DIRECTION - Below is a listing to write out in full, exactly as given, without its pictures.

Extracted data entries
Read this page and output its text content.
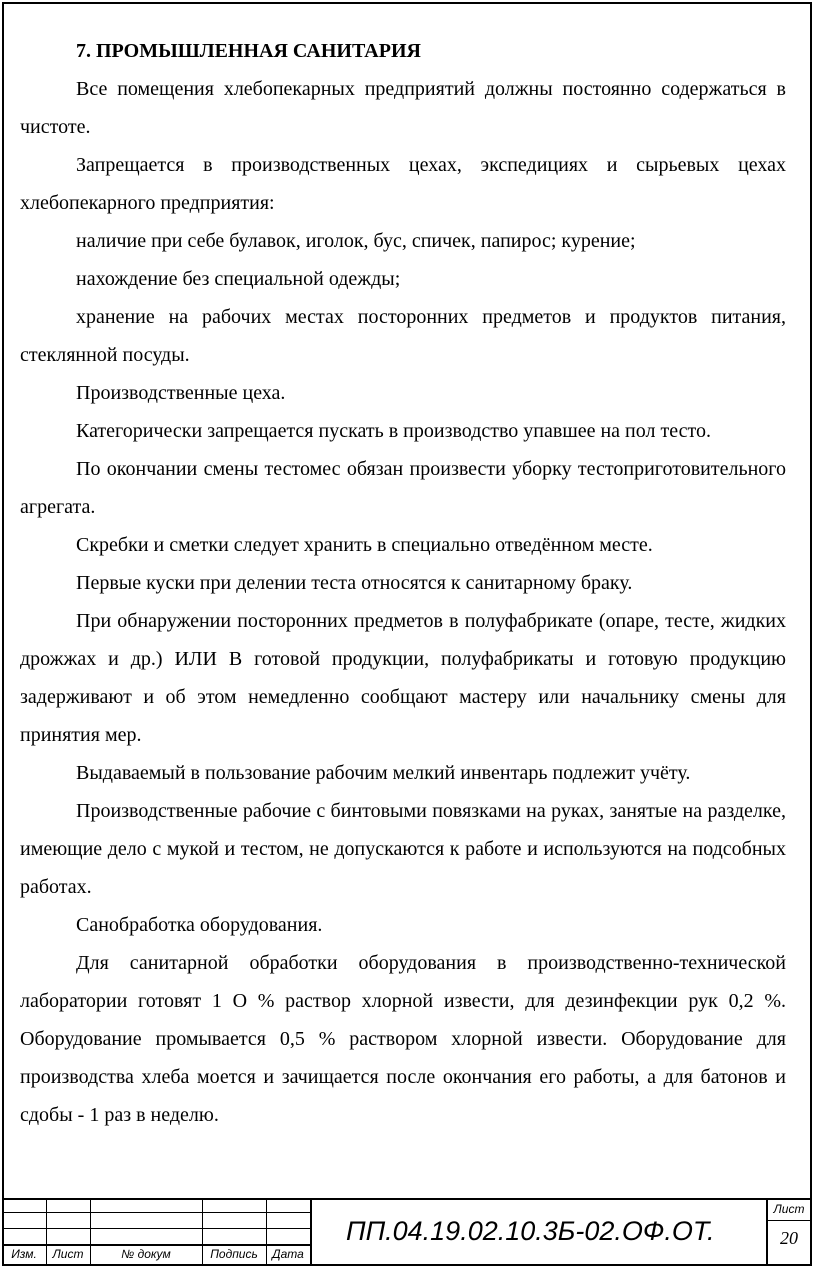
7. ПРОМЫШЛЕННАЯ САНИТАРИЯ

Все помещения хлебопекарных предприятий должны постоянно содержаться в чистоте.

Запрещается в производственных цехах, экспедициях и сырьевых цехах хлебопекарного предприятия:

наличие при себе булавок, иголок, бус, спичек, папирос; курение;

нахождение без специальной одежды;

хранение на рабочих местах посторонних предметов и продуктов питания, стеклянной посуды.

Производственные цеха.

Категорически запрещается пускать в производство упавшее на пол тесто.

По окончании смены тестомес обязан произвести уборку тестоприготовительного агрегата.

Скребки и сметки следует хранить в специально отведённом месте.

Первые куски при делении теста относятся к санитарному браку.

При обнаружении посторонних предметов в полуфабрикате (опаре, тесте, жидких дрожжах и др.) ИЛИ В готовой продукции, полуфабрикаты и готовую продукцию задерживают и об этом немедленно сообщают мастеру или начальнику смены для принятия мер.

Выдаваемый в пользование рабочим мелкий инвентарь подлежит учёту.

Производственные рабочие с бинтовыми повязками на руках, занятые на разделке, имеющие дело с мукой и тестом, не допускаются к работе и используются на подсобных работах.

Санобработка оборудования.

Для санитарной обработки оборудования в производственно-технической лаборатории готовят 1 О % раствор хлорной извести, для дезинфекции рук 0,2 %. Оборудование промывается 0,5 % раствором хлорной извести. Оборудование для производства хлеба моется и зачищается после окончания его работы, а для батонов и сдобы - 1 раз в неделю.

Изм.	Лист	№ докум	Подпись	Дата
ПП.04.19.02.10.3Б-02.ОФ.ОТ.
Лист
20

EXERCISE ANSWER -
Read this page and output its text content.
7. ПРОМЫШЛЕННАЯ САНИТАРИЯ

Все помещения хлебопекарных предприятий должны постоянно содержаться в чистоте.

Запрещается в производственных цехах, экспедициях и сырьевых цехах хлебопекарного предприятия:

наличие при себе булавок, иголок, бус, спичек, папирос; курение;

нахождение без специальной одежды;

хранение на рабочих местах посторонних предметов и продуктов питания, стеклянной посуды.

Производственные цеха.

Категорически запрещается пускать в производство упавшее на пол тесто.

По окончании смены тестомес обязан произвести уборку тестоприготовительного агрегата.

Скребки и сметки следует хранить в специально отведённом месте.

Первые куски при делении теста относятся к санитарному браку.

При обнаружении посторонних предметов в полуфабрикате (опаре, тесте, жидких дрожжах и др.) ИЛИ В готовой продукции, полуфабрикаты и готовую продукцию задерживают и об этом немедленно сообщают мастеру или начальнику смены для принятия мер.

Выдаваемый в пользование рабочим мелкий инвентарь подлежит учёту.

Производственные рабочие с бинтовыми повязками на руках, занятые на разделке, имеющие дело с мукой и тестом, не допускаются к работе и используются на подсобных работах.

Санобработка оборудования.

Для санитарной обработки оборудования в производственно-технической лаборатории готовят 1 О % раствор хлорной извести, для дезинфекции рук 0,2 %. Оборудование промывается 0,5 % раствором хлорной извести. Оборудование для производства хлеба моется и зачищается после окончания его работы, а для батонов и сдобы - 1 раз в неделю.

Изм.	Лист	№ докум	Подпись	Дата
ПП.04.19.02.10.3Б-02.ОФ.ОТ.
Лист
20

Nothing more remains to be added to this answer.